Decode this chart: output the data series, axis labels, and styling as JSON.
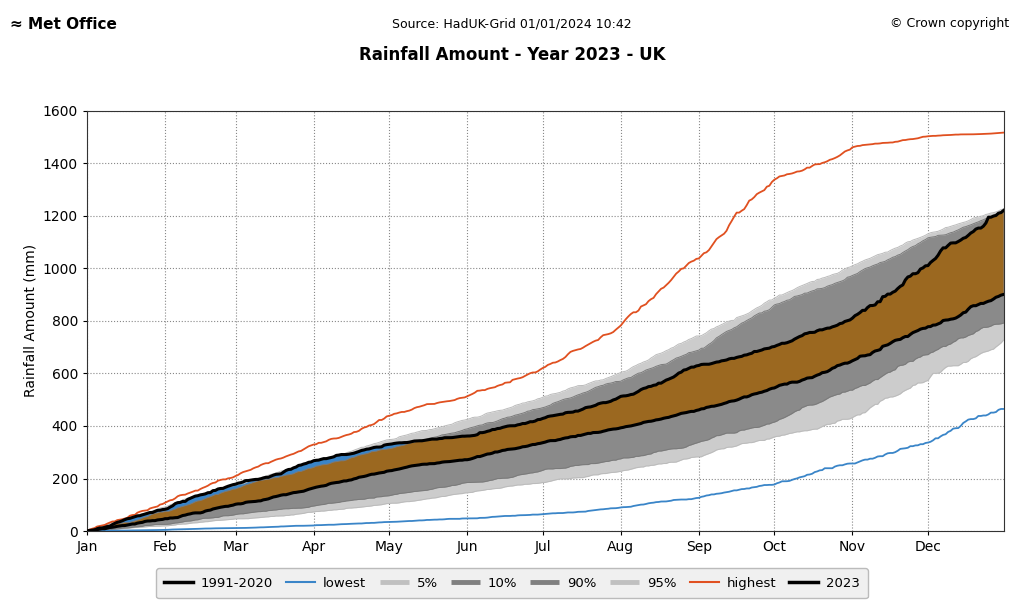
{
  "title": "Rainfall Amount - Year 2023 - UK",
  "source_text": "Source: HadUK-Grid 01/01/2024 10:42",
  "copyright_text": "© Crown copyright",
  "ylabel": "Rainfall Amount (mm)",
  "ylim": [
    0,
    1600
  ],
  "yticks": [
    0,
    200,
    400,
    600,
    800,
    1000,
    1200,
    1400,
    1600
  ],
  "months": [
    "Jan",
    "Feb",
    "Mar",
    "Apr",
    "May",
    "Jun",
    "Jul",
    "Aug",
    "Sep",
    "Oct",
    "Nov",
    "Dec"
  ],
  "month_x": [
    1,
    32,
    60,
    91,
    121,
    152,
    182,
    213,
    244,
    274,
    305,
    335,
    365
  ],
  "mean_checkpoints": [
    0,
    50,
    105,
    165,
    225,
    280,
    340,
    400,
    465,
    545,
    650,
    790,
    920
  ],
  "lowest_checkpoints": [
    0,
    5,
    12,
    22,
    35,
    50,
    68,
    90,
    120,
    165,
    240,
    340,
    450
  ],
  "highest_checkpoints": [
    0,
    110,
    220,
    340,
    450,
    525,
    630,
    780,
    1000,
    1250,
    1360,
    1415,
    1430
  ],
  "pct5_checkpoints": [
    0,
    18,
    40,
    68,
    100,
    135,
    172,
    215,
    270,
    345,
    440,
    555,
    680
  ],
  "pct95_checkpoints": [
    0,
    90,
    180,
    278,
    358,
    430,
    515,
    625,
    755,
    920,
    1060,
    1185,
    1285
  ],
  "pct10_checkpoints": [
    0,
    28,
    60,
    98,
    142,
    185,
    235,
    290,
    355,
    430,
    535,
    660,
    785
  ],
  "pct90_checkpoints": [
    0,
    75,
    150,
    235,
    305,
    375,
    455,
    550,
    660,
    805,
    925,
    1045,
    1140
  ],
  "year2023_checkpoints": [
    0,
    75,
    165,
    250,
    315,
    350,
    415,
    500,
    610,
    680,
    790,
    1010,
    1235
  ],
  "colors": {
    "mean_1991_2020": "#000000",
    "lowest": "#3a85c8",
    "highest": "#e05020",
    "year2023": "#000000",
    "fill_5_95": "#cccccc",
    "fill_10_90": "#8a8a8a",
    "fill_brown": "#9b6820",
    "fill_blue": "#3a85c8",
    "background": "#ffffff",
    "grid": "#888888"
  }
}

> **EXERCISE AIM**: Show all lines from the listing above in which "Rainfall" appears.

> **TASK RESULT**:
  "title": "Rainfall Amount - Year 2023 - UK",
  "ylabel": "Rainfall Amount (mm)",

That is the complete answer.